[START OF Source material]
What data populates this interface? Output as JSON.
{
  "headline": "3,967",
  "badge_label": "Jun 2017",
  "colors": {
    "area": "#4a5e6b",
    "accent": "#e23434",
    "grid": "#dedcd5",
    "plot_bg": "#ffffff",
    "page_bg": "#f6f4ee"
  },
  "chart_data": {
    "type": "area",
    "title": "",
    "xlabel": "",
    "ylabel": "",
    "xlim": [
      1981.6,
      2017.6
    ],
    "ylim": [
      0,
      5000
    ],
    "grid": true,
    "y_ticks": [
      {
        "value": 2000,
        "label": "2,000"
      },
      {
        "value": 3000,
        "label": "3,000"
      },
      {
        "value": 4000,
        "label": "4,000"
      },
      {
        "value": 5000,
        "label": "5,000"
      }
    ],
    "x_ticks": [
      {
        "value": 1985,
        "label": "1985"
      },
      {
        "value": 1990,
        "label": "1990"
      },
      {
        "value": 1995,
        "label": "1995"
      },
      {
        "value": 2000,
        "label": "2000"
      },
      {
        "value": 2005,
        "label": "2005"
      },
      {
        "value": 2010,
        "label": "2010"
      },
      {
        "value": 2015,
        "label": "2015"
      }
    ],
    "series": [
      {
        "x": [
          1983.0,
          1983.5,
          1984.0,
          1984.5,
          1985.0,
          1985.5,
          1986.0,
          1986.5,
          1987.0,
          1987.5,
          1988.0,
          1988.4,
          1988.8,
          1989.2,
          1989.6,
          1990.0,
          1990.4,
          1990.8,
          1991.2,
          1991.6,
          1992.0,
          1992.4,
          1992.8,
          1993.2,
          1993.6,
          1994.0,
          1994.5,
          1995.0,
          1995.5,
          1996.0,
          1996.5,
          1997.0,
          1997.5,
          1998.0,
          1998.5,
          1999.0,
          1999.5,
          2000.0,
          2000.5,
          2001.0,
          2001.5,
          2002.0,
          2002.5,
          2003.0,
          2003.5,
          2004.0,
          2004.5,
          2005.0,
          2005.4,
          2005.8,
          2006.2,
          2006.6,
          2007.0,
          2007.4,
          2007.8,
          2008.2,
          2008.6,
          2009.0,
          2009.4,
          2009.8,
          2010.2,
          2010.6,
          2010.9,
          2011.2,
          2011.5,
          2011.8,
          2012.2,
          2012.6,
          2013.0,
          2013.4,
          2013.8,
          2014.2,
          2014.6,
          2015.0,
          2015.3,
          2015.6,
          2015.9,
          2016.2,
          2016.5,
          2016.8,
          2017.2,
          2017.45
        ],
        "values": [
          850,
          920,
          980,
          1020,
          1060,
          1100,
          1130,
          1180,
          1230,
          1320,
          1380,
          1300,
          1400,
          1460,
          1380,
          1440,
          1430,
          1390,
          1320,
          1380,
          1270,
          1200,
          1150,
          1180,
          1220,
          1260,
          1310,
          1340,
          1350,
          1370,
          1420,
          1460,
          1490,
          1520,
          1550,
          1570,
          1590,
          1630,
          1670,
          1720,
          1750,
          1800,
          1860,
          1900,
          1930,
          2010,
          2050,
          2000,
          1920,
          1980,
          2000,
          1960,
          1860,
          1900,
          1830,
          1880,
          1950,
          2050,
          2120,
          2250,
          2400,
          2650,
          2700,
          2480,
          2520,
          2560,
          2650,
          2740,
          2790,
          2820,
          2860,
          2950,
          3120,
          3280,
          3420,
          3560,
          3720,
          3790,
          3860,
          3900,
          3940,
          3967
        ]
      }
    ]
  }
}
[END OF Source material]
- [Written problem]
Your task is to transcribe the material exactly.

- [Reply]
What data populates this interface? Output as JSON.
{
  "headline": "3,967",
  "badge_label": "Jun 2017",
  "colors": {
    "area": "#4a5e6b",
    "accent": "#e23434",
    "grid": "#dedcd5",
    "plot_bg": "#ffffff",
    "page_bg": "#f6f4ee"
  },
  "chart_data": {
    "type": "area",
    "title": "",
    "xlabel": "",
    "ylabel": "",
    "xlim": [
      1981.6,
      2017.6
    ],
    "ylim": [
      0,
      5000
    ],
    "grid": true,
    "y_ticks": [
      {
        "value": 2000,
        "label": "2,000"
      },
      {
        "value": 3000,
        "label": "3,000"
      },
      {
        "value": 4000,
        "label": "4,000"
      },
      {
        "value": 5000,
        "label": "5,000"
      }
    ],
    "x_ticks": [
      {
        "value": 1985,
        "label": "1985"
      },
      {
        "value": 1990,
        "label": "1990"
      },
      {
        "value": 1995,
        "label": "1995"
      },
      {
        "value": 2000,
        "label": "2000"
      },
      {
        "value": 2005,
        "label": "2005"
      },
      {
        "value": 2010,
        "label": "2010"
      },
      {
        "value": 2015,
        "label": "2015"
      }
    ],
    "series": [
      {
        "x": [
          1983.0,
          1983.5,
          1984.0,
          1984.5,
          1985.0,
          1985.5,
          1986.0,
          1986.5,
          1987.0,
          1987.5,
          1988.0,
          1988.4,
          1988.8,
          1989.2,
          1989.6,
          1990.0,
          1990.4,
          1990.8,
          1991.2,
          1991.6,
          1992.0,
          1992.4,
          1992.8,
          1993.2,
          1993.6,
          1994.0,
          1994.5,
          1995.0,
          1995.5,
          1996.0,
          1996.5,
          1997.0,
          1997.5,
          1998.0,
          1998.5,
          1999.0,
          1999.5,
          2000.0,
          2000.5,
          2001.0,
          2001.5,
          2002.0,
          2002.5,
          2003.0,
          2003.5,
          2004.0,
          2004.5,
          2005.0,
          2005.4,
          2005.8,
          2006.2,
          2006.6,
          2007.0,
          2007.4,
          2007.8,
          2008.2,
          2008.6,
          2009.0,
          2009.4,
          2009.8,
          2010.2,
          2010.6,
          2010.9,
          2011.2,
          2011.5,
          2011.8,
          2012.2,
          2012.6,
          2013.0,
          2013.4,
          2013.8,
          2014.2,
          2014.6,
          2015.0,
          2015.3,
          2015.6,
          2015.9,
          2016.2,
          2016.5,
          2016.8,
          2017.2,
          2017.45
        ],
        "values": [
          850,
          920,
          980,
          1020,
          1060,
          1100,
          1130,
          1180,
          1230,
          1320,
          1380,
          1300,
          1400,
          1460,
          1380,
          1440,
          1430,
          1390,
          1320,
          1380,
          1270,
          1200,
          1150,
          1180,
          1220,
          1260,
          1310,
          1340,
          1350,
          1370,
          1420,
          1460,
          1490,
          1520,
          1550,
          1570,
          1590,
          1630,
          1670,
          1720,
          1750,
          1800,
          1860,
          1900,
          1930,
          2010,
          2050,
          2000,
          1920,
          1980,
          2000,
          1960,
          1860,
          1900,
          1830,
          1880,
          1950,
          2050,
          2120,
          2250,
          2400,
          2650,
          2700,
          2480,
          2520,
          2560,
          2650,
          2740,
          2790,
          2820,
          2860,
          2950,
          3120,
          3280,
          3420,
          3560,
          3720,
          3790,
          3860,
          3900,
          3940,
          3967
        ]
      }
    ]
  }
}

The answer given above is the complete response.